─── Exercise input ───

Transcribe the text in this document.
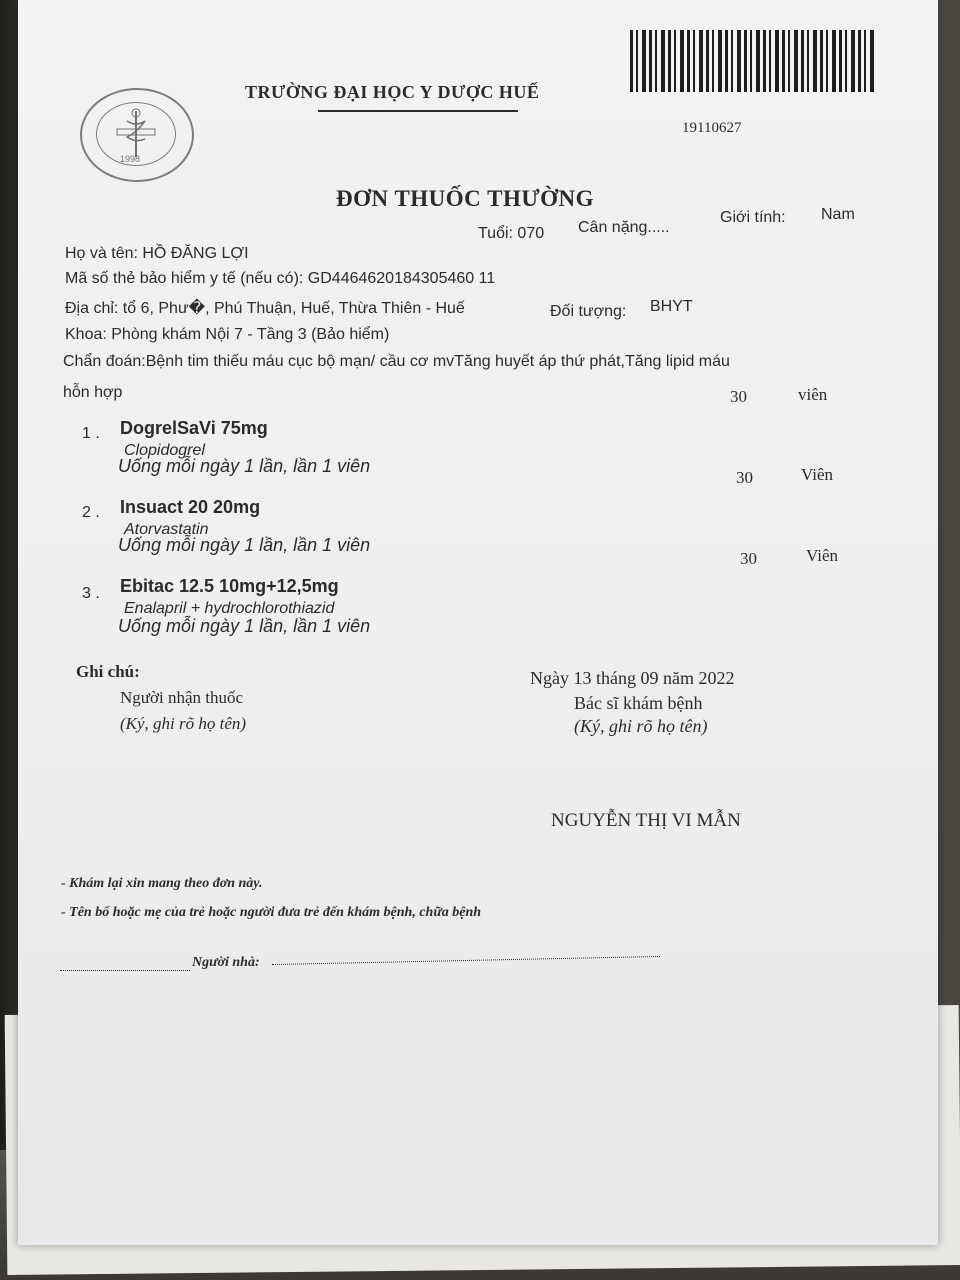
1998
TRƯỜNG ĐẠI HỌC Y DƯỢC HUẾ
19110627
ĐƠN THUỐC THƯỜNG
Tuổi: 070 Cân nặng.....
Giới tính: Nam
Họ và tên: HỒ ĐĂNG LỢI
Mã số thẻ bảo hiểm y tế (nếu có): GD4464620184305460 11
Địa chỉ: tổ 6, Phư�, Phú Thuận, Huế, Thừa Thiên - Huế	Đối tượng: BHYT
Khoa: Phòng khám Nội 7 - Tầng 3 (Bảo hiểm)
Chẩn đoán:Bệnh tim thiếu máu cục bộ mạn/ cầu cơ mvTăng huyết áp thứ phát,Tăng lipid máu
hỗn hợp	30	viên
1 . DogrelSaVi 75mg
Clopidogrel
Uống mỗi ngày 1 lần, lần 1 viên
30	Viên
2 . Insuact 20 20mg
Atorvastatin
Uống mỗi ngày 1 lần, lần 1 viên
30	Viên
3 . Ebitac 12.5 10mg+12,5mg
Enalapril + hydrochlorothiazid
Uống mỗi ngày 1 lần, lần 1 viên
Ghi chú:
Người nhận thuốc
(Ký, ghi rõ họ tên)
Ngày 13 tháng 09 năm 2022
Bác sĩ khám bệnh
(Ký, ghi rõ họ tên)
NGUYỄN THỊ VI MẪN
- Khám lại xin mang theo đơn này.
- Tên bố hoặc mẹ của trẻ hoặc người đưa trẻ đến khám bệnh, chữa bệnh
Người nhà:
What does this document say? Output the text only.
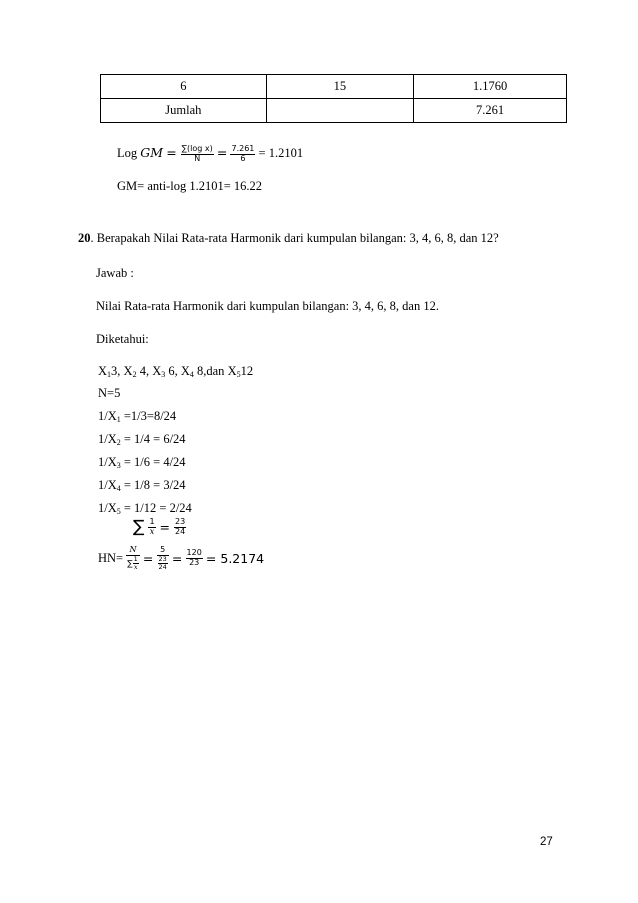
6	15	1.1760
Jumlah		7.261
Log GM = $\frac{\text{∑(log x)}}{N} = \frac{7.261}{6} = 1.2101$
GM= anti-log 1.2101= 16.22
20. Berapakah Nilai Rata-rata Harmonik dari kumpulan bilangan: 3, 4, 6, 8, dan 12?
Jawab :
Nilai Rata-rata Harmonik dari kumpulan bilangan: 3, 4, 6, 8, dan 12.
Diketahui:
$X_13$, $X_2$ 4, $X_3$ 6, $X_4$ 8,dan $X_512$
N=5
$1/X_1 =1/3=8/24$
$1/X_2 = 1/4 = 6/24$
$1/X_3 = 1/6 = 4/24$
$1/X_4 = 1/8 = 3/24$
$1/X_5 = 1/12 = 2/24$
∑ $\frac{1}{x} = \frac{23}{24}$
$HN= \frac{N}{\sum \frac{1}{x}} = \frac{5}{\frac{23}{24}} = \frac{120}{23} = 5.2174$
27
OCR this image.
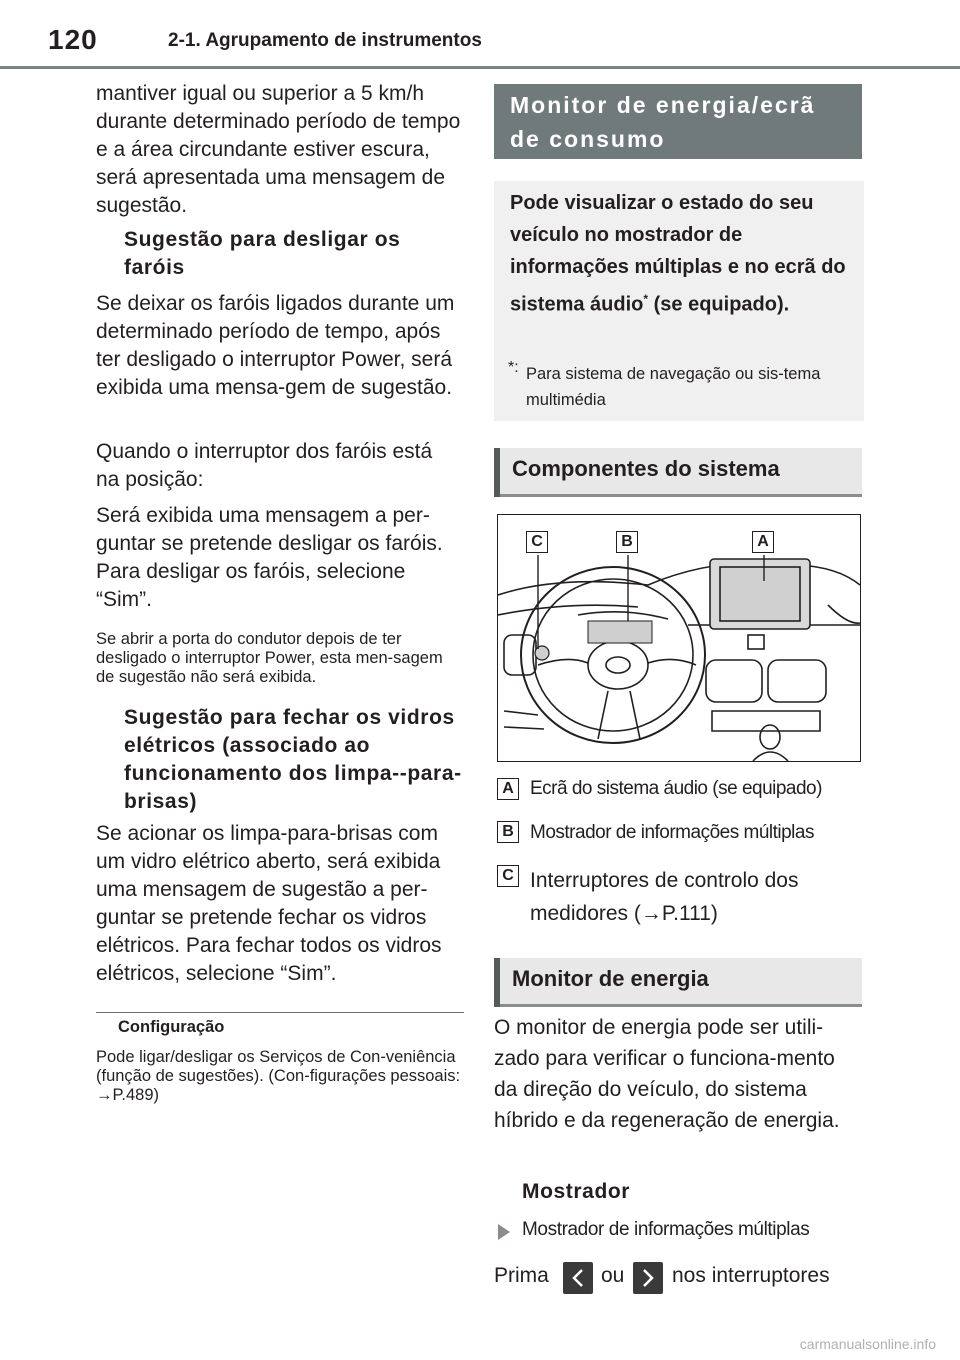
120	2-1. Agrupamento de instrumentos

mantiver igual ou superior a 5 km/h durante determinado período de tempo e a área circundante estiver escura, será apresentada uma mensagem de sugestão.

Sugestão para desligar os faróis

Se deixar os faróis ligados durante um determinado período de tempo, após ter desligado o interruptor Power, será exibida uma mensa-gem de sugestão.

Quando o interruptor dos faróis está na posição:

Será exibida uma mensagem a per-guntar se pretende desligar os faróis. Para desligar os faróis, selecione “Sim”.

Se abrir a porta do condutor depois de ter desligado o interruptor Power, esta men-sagem de sugestão não será exibida.

Sugestão para fechar os vidros elétricos (associado ao funcionamento dos limpa--para-brisas)

Se acionar os limpa-para-brisas com um vidro elétrico aberto, será exibida uma mensagem de sugestão a per-guntar se pretende fechar os vidros elétricos. Para fechar todos os vidros elétricos, selecione “Sim”.

Configuração

Pode ligar/desligar os Serviços de Con-veniência (função de sugestões). (Con-figurações pessoais: →P.489)

Monitor de energia/ecrã de consumo
Pode visualizar o estado do seu veículo no mostrador de informações múltiplas e no ecrã do sistema áudio* (se equipado).
*: Para sistema de navegação ou sis-tema multimédia
Componentes do sistema
C	B	A
A Ecrã do sistema áudio (se equipado)
B Mostrador de informações múltiplas
C Interruptores de controlo dos medidores (→P.111)
Monitor de energia

O monitor de energia pode ser utili-zado para verificar o funciona-mento da direção do veículo, do sistema híbrido e da regeneração de energia.

Mostrador
Mostrador de informações múltiplas
Prima ou nos interruptores
carmanualsonline.info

───

*Short problem*
Without including any picture, retype the entries exactly.

*The reply*
Transcribe the text in this document.
1998
TRƯỜNG ĐẠI HỌC Y DƯỢC HUẾ
19110627
ĐƠN THUỐC THƯỜNG
Tuổi: 070 Cân nặng.....
Giới tính: Nam
Họ và tên: HỒ ĐĂNG LỢI
Mã số thẻ bảo hiểm y tế (nếu có): GD4464620184305460 11
Địa chỉ: tổ 6, Phư�, Phú Thuận, Huế, Thừa Thiên - Huế	Đối tượng: BHYT
Khoa: Phòng khám Nội 7 - Tầng 3 (Bảo hiểm)
Chẩn đoán:Bệnh tim thiếu máu cục bộ mạn/ cầu cơ mvTăng huyết áp thứ phát,Tăng lipid máu
hỗn hợp	30	viên
1 . DogrelSaVi 75mg
Clopidogrel
Uống mỗi ngày 1 lần, lần 1 viên
30	Viên
2 . Insuact 20 20mg
Atorvastatin
Uống mỗi ngày 1 lần, lần 1 viên
30	Viên
3 . Ebitac 12.5 10mg+12,5mg
Enalapril + hydrochlorothiazid
Uống mỗi ngày 1 lần, lần 1 viên
Ghi chú:
Người nhận thuốc
(Ký, ghi rõ họ tên)
Ngày 13 tháng 09 năm 2022
Bác sĩ khám bệnh
(Ký, ghi rõ họ tên)
NGUYỄN THỊ VI MẪN
- Khám lại xin mang theo đơn này.
- Tên bố hoặc mẹ của trẻ hoặc người đưa trẻ đến khám bệnh, chữa bệnh
Người nhà:
What does this document say? Output the text only.
6	15	1.1760
Jumlah		7.261
Log GM = $\frac{\text{∑(log x)}}{N} = \frac{7.261}{6} = 1.2101$
GM= anti-log 1.2101= 16.22
20. Berapakah Nilai Rata-rata Harmonik dari kumpulan bilangan: 3, 4, 6, 8, dan 12?
Jawab :
Nilai Rata-rata Harmonik dari kumpulan bilangan: 3, 4, 6, 8, dan 12.
Diketahui:
$X_13$, $X_2$ 4, $X_3$ 6, $X_4$ 8,dan $X_512$
N=5
$1/X_1 =1/3=8/24$
$1/X_2 = 1/4 = 6/24$
$1/X_3 = 1/6 = 4/24$
$1/X_4 = 1/8 = 3/24$
$1/X_5 = 1/12 = 2/24$
∑ $\frac{1}{x} = \frac{23}{24}$
$HN= \frac{N}{\sum \frac{1}{x}} = \frac{5}{\frac{23}{24}} = \frac{120}{23} = 5.2174$
27
OCR this image.
120	2-1. Agrupamento de instrumentos

mantiver igual ou superior a 5 km/h durante determinado período de tempo e a área circundante estiver escura, será apresentada uma mensagem de sugestão.

Sugestão para desligar os faróis

Se deixar os faróis ligados durante um determinado período de tempo, após ter desligado o interruptor Power, será exibida uma mensa-gem de sugestão.

Quando o interruptor dos faróis está na posição:

Será exibida uma mensagem a per-guntar se pretende desligar os faróis. Para desligar os faróis, selecione “Sim”.

Se abrir a porta do condutor depois de ter desligado o interruptor Power, esta men-sagem de sugestão não será exibida.

Sugestão para fechar os vidros elétricos (associado ao funcionamento dos limpa--para-brisas)

Se acionar os limpa-para-brisas com um vidro elétrico aberto, será exibida uma mensagem de sugestão a per-guntar se pretende fechar os vidros elétricos. Para fechar todos os vidros elétricos, selecione “Sim”.

Configuração

Pode ligar/desligar os Serviços de Con-veniência (função de sugestões). (Con-figurações pessoais: →P.489)

Monitor de energia/ecrã de consumo
Pode visualizar o estado do seu veículo no mostrador de informações múltiplas e no ecrã do sistema áudio* (se equipado).
*: Para sistema de navegação ou sis-tema multimédia
Componentes do sistema
C	B	A
A Ecrã do sistema áudio (se equipado)
B Mostrador de informações múltiplas
C Interruptores de controlo dos medidores (→P.111)
Monitor de energia

O monitor de energia pode ser utili-zado para verificar o funciona-mento da direção do veículo, do sistema híbrido e da regeneração de energia.

Mostrador
Mostrador de informações múltiplas
Prima ou nos interruptores
carmanualsonline.info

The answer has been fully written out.